**Available data:**
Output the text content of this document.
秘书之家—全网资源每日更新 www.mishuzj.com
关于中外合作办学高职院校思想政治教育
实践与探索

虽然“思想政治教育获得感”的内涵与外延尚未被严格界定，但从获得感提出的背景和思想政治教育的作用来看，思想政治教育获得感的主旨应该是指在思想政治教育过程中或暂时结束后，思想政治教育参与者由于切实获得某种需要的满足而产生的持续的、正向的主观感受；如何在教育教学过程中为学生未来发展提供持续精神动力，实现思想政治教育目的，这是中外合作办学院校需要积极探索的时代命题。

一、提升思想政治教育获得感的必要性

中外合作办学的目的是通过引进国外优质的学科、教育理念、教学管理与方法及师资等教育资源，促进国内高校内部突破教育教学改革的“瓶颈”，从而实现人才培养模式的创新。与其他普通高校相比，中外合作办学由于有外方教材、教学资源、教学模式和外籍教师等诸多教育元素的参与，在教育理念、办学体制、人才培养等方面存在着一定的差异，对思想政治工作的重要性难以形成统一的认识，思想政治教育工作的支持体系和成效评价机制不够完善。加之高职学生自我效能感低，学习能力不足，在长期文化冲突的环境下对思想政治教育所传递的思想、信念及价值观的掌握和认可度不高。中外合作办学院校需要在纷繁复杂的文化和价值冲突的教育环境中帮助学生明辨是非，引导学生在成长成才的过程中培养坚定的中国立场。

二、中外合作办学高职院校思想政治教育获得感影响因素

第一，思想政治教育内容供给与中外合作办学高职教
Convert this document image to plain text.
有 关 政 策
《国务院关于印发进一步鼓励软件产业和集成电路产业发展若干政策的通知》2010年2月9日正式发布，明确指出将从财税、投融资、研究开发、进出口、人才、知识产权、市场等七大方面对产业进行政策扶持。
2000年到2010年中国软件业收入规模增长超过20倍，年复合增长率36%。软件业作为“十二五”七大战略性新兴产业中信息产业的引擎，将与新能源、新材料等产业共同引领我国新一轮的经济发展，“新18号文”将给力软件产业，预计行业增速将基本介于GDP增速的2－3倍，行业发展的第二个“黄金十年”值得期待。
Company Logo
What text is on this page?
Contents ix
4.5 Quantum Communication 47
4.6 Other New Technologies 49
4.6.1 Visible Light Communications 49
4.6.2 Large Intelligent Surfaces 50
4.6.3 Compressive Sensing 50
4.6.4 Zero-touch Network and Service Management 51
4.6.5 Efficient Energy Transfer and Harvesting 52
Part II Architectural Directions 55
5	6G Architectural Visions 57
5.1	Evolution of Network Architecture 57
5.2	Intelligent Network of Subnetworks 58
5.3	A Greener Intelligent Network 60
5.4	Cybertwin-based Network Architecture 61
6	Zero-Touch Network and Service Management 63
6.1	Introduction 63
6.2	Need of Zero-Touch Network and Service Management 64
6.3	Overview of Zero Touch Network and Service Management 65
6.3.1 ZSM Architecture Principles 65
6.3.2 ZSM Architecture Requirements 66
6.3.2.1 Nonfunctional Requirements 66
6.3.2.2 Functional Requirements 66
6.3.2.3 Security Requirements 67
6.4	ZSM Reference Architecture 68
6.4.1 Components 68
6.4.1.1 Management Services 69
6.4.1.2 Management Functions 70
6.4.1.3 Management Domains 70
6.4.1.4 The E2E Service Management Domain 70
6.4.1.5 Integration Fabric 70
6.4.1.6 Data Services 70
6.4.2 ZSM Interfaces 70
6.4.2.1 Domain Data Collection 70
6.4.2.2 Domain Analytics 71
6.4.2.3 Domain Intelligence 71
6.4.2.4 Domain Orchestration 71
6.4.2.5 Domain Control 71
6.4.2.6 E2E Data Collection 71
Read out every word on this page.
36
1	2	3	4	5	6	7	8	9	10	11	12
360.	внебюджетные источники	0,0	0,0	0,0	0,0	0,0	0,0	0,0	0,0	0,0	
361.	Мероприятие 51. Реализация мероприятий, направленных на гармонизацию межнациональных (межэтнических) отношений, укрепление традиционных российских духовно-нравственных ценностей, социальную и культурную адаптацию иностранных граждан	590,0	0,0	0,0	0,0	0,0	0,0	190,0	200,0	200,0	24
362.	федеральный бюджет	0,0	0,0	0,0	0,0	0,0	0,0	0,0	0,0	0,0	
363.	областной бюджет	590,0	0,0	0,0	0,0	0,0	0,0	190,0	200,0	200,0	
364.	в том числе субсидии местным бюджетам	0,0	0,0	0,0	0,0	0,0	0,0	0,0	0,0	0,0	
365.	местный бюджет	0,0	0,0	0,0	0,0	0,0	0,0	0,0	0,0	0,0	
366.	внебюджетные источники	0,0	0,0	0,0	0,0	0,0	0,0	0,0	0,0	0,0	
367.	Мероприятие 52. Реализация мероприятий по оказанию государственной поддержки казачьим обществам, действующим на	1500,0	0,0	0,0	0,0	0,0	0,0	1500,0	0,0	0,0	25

**Exercise:**
Retype the data exactly as given.

**Full answer:**
Output the text content of this document.
秘书之家—全网资源每日更新 www.mishuzj.com
关于中外合作办学高职院校思想政治教育
实践与探索

虽然“思想政治教育获得感”的内涵与外延尚未被严格界定，但从获得感提出的背景和思想政治教育的作用来看，思想政治教育获得感的主旨应该是指在思想政治教育过程中或暂时结束后，思想政治教育参与者由于切实获得某种需要的满足而产生的持续的、正向的主观感受；如何在教育教学过程中为学生未来发展提供持续精神动力，实现思想政治教育目的，这是中外合作办学院校需要积极探索的时代命题。

一、提升思想政治教育获得感的必要性

中外合作办学的目的是通过引进国外优质的学科、教育理念、教学管理与方法及师资等教育资源，促进国内高校内部突破教育教学改革的“瓶颈”，从而实现人才培养模式的创新。与其他普通高校相比，中外合作办学由于有外方教材、教学资源、教学模式和外籍教师等诸多教育元素的参与，在教育理念、办学体制、人才培养等方面存在着一定的差异，对思想政治工作的重要性难以形成统一的认识，思想政治教育工作的支持体系和成效评价机制不够完善。加之高职学生自我效能感低，学习能力不足，在长期文化冲突的环境下对思想政治教育所传递的思想、信念及价值观的掌握和认可度不高。中外合作办学院校需要在纷繁复杂的文化和价值冲突的教育环境中帮助学生明辨是非，引导学生在成长成才的过程中培养坚定的中国立场。

二、中外合作办学高职院校思想政治教育获得感影响因素

第一，思想政治教育内容供给与中外合作办学高职教
Convert this document image to plain text.
有 关 政 策
《国务院关于印发进一步鼓励软件产业和集成电路产业发展若干政策的通知》2010年2月9日正式发布，明确指出将从财税、投融资、研究开发、进出口、人才、知识产权、市场等七大方面对产业进行政策扶持。
2000年到2010年中国软件业收入规模增长超过20倍，年复合增长率36%。软件业作为“十二五”七大战略性新兴产业中信息产业的引擎，将与新能源、新材料等产业共同引领我国新一轮的经济发展，“新18号文”将给力软件产业，预计行业增速将基本介于GDP增速的2－3倍，行业发展的第二个“黄金十年”值得期待。
Company Logo
What text is on this page?
Contents ix
4.5 Quantum Communication 47
4.6 Other New Technologies 49
4.6.1 Visible Light Communications 49
4.6.2 Large Intelligent Surfaces 50
4.6.3 Compressive Sensing 50
4.6.4 Zero-touch Network and Service Management 51
4.6.5 Efficient Energy Transfer and Harvesting 52
Part II Architectural Directions 55
5	6G Architectural Visions 57
5.1	Evolution of Network Architecture 57
5.2	Intelligent Network of Subnetworks 58
5.3	A Greener Intelligent Network 60
5.4	Cybertwin-based Network Architecture 61
6	Zero-Touch Network and Service Management 63
6.1	Introduction 63
6.2	Need of Zero-Touch Network and Service Management 64
6.3	Overview of Zero Touch Network and Service Management 65
6.3.1 ZSM Architecture Principles 65
6.3.2 ZSM Architecture Requirements 66
6.3.2.1 Nonfunctional Requirements 66
6.3.2.2 Functional Requirements 66
6.3.2.3 Security Requirements 67
6.4	ZSM Reference Architecture 68
6.4.1 Components 68
6.4.1.1 Management Services 69
6.4.1.2 Management Functions 70
6.4.1.3 Management Domains 70
6.4.1.4 The E2E Service Management Domain 70
6.4.1.5 Integration Fabric 70
6.4.1.6 Data Services 70
6.4.2 ZSM Interfaces 70
6.4.2.1 Domain Data Collection 70
6.4.2.2 Domain Analytics 71
6.4.2.3 Domain Intelligence 71
6.4.2.4 Domain Orchestration 71
6.4.2.5 Domain Control 71
6.4.2.6 E2E Data Collection 71
Read out every word on this page.
36
1	2	3	4	5	6	7	8	9	10	11	12
360.	внебюджетные источники	0,0	0,0	0,0	0,0	0,0	0,0	0,0	0,0	0,0	
361.	Мероприятие 51. Реализация мероприятий, направленных на гармонизацию межнациональных (межэтнических) отношений, укрепление традиционных российских духовно-нравственных ценностей, социальную и культурную адаптацию иностранных граждан	590,0	0,0	0,0	0,0	0,0	0,0	190,0	200,0	200,0	24
362.	федеральный бюджет	0,0	0,0	0,0	0,0	0,0	0,0	0,0	0,0	0,0	
363.	областной бюджет	590,0	0,0	0,0	0,0	0,0	0,0	190,0	200,0	200,0	
364.	в том числе субсидии местным бюджетам	0,0	0,0	0,0	0,0	0,0	0,0	0,0	0,0	0,0	
365.	местный бюджет	0,0	0,0	0,0	0,0	0,0	0,0	0,0	0,0	0,0	
366.	внебюджетные источники	0,0	0,0	0,0	0,0	0,0	0,0	0,0	0,0	0,0	
367.	Мероприятие 52. Реализация мероприятий по оказанию государственной поддержки казачьим обществам, действующим на	1500,0	0,0	0,0	0,0	0,0	0,0	1500,0	0,0	0,0	25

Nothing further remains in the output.